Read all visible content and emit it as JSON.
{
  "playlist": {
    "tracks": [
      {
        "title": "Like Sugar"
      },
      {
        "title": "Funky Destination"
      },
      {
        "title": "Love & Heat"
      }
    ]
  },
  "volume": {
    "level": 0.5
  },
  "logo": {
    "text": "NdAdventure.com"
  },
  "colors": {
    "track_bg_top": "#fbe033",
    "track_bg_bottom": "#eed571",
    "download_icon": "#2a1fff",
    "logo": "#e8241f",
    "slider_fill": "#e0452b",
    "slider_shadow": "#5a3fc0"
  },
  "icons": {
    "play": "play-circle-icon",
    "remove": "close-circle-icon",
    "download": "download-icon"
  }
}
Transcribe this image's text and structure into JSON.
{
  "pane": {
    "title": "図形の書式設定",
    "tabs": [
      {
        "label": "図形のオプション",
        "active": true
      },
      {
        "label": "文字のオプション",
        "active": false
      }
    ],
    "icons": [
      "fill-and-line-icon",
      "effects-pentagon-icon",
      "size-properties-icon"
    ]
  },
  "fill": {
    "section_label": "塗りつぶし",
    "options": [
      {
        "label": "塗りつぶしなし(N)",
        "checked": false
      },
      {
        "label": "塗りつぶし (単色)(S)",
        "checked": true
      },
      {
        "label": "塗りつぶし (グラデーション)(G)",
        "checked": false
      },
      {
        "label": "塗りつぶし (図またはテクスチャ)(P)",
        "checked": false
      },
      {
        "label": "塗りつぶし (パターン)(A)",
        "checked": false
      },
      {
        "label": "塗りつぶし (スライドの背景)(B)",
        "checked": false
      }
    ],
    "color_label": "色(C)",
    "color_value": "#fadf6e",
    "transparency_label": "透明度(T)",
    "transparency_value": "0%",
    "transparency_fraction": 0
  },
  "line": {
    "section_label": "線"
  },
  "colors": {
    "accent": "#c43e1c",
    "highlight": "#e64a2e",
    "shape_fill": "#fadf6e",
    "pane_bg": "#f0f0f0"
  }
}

+-------+

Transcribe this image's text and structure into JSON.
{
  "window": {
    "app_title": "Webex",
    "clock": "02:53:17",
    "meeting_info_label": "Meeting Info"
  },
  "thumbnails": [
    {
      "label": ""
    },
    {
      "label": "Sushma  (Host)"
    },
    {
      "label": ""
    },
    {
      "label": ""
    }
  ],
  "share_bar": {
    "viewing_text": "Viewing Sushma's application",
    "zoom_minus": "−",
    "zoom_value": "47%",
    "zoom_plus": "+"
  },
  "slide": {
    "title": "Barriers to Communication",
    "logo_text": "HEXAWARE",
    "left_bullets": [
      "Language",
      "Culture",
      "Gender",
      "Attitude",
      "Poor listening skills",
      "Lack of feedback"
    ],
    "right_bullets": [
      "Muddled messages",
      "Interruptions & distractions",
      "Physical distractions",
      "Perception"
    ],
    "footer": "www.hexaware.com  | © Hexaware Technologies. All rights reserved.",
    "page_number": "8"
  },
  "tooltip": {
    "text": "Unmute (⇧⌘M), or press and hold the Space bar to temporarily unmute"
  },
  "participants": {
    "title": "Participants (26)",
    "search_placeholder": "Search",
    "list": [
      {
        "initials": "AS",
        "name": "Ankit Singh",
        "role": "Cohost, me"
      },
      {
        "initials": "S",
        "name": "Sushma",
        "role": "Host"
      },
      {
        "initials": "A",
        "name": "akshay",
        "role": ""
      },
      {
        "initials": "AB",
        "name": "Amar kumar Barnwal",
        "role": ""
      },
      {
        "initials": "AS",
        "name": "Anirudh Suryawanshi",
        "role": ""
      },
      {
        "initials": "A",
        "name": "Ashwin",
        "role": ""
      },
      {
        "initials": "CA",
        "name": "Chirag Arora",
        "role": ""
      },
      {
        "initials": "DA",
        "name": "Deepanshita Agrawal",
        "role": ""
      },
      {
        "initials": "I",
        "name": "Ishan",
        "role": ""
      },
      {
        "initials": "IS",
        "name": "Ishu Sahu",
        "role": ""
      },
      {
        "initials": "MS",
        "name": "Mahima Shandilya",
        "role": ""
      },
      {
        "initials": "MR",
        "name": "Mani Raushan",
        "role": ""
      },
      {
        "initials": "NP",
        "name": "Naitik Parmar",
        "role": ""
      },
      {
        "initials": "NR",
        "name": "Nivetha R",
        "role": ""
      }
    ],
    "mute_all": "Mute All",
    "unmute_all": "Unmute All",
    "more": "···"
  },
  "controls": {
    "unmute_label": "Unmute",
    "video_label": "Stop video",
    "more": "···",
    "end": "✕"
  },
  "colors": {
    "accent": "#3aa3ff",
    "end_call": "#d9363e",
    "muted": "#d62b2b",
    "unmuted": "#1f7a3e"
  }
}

+-------+

Pull out each line of the entries that contains "distractions".

▶ Exercise response:
      "Interruptions & distractions",
      "Physical distractions",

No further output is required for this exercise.